▸ Available data:
----

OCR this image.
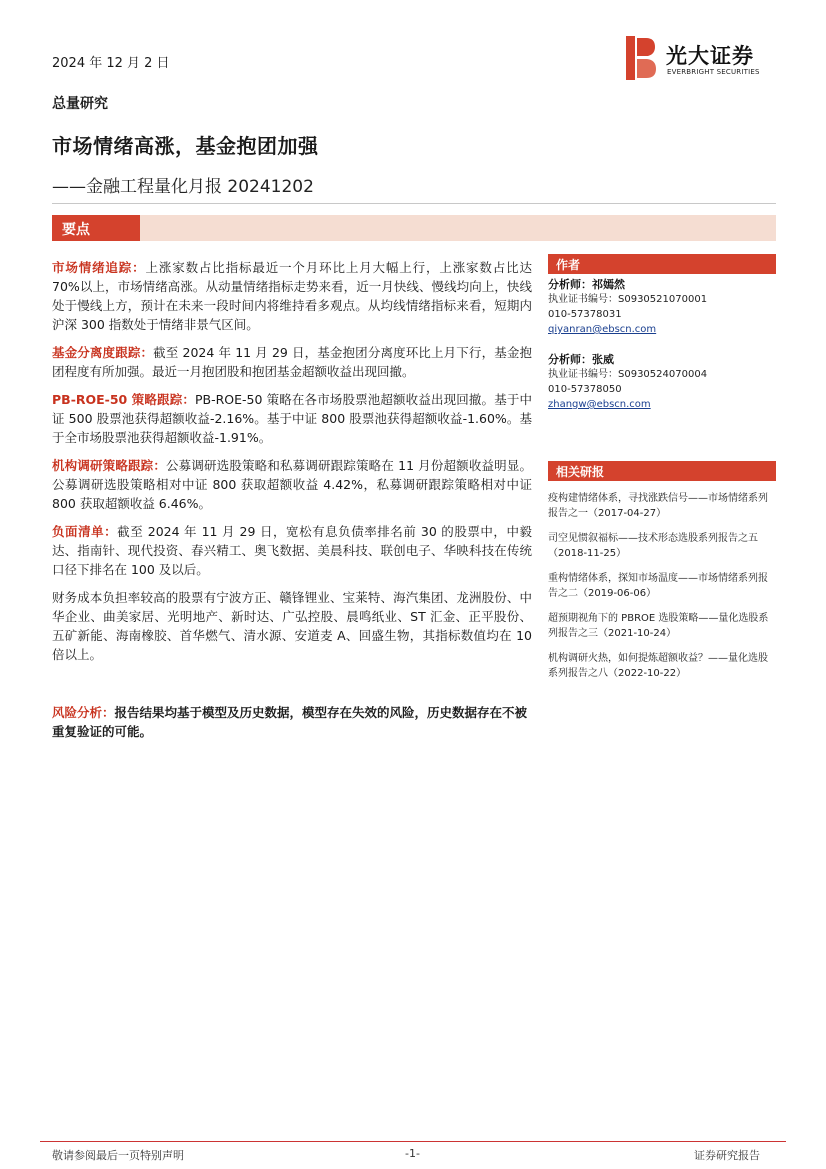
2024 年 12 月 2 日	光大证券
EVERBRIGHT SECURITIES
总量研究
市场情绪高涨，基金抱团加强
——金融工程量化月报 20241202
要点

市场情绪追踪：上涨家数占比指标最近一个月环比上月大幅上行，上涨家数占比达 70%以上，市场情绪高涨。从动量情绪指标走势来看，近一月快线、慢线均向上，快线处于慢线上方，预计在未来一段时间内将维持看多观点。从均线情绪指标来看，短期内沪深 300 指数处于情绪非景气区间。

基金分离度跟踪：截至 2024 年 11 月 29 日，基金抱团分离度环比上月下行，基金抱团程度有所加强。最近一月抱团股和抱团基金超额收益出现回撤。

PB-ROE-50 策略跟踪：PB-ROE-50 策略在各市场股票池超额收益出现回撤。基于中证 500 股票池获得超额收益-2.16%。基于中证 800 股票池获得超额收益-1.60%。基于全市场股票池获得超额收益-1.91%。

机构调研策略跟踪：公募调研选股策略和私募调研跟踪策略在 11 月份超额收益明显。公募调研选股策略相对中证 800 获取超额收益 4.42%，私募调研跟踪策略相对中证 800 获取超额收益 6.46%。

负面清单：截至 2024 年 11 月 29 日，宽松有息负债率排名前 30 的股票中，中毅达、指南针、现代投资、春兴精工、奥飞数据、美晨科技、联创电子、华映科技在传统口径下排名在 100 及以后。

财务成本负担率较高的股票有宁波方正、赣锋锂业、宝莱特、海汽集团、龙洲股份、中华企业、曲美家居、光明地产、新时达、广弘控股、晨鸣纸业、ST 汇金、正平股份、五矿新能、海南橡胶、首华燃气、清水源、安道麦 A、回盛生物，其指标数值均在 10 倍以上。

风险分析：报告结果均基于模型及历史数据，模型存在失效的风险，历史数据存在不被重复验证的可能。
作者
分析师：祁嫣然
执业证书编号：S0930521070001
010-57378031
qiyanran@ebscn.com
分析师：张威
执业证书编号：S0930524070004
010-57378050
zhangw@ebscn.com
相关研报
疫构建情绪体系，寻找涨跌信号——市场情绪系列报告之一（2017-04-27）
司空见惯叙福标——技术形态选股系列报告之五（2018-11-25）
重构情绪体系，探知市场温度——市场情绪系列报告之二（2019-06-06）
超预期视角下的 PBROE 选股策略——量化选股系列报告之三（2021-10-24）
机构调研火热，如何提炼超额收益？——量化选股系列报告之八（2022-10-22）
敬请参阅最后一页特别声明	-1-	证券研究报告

----

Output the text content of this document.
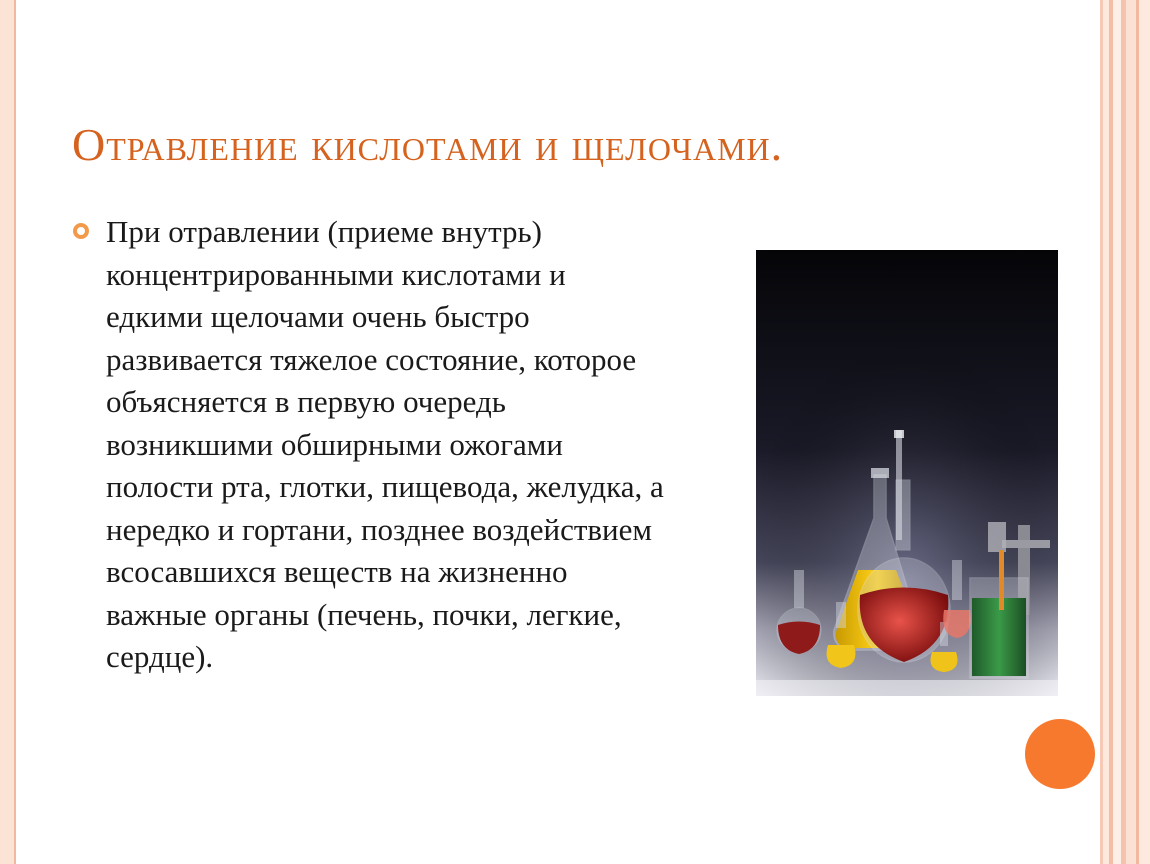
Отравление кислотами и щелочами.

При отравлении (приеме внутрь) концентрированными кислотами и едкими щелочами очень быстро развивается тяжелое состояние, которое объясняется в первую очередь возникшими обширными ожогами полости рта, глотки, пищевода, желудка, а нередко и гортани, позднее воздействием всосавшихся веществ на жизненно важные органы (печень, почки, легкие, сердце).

----

Collect the complete line wherever the string "this" appears in the records.

OCR this image.
Output the text content of this document.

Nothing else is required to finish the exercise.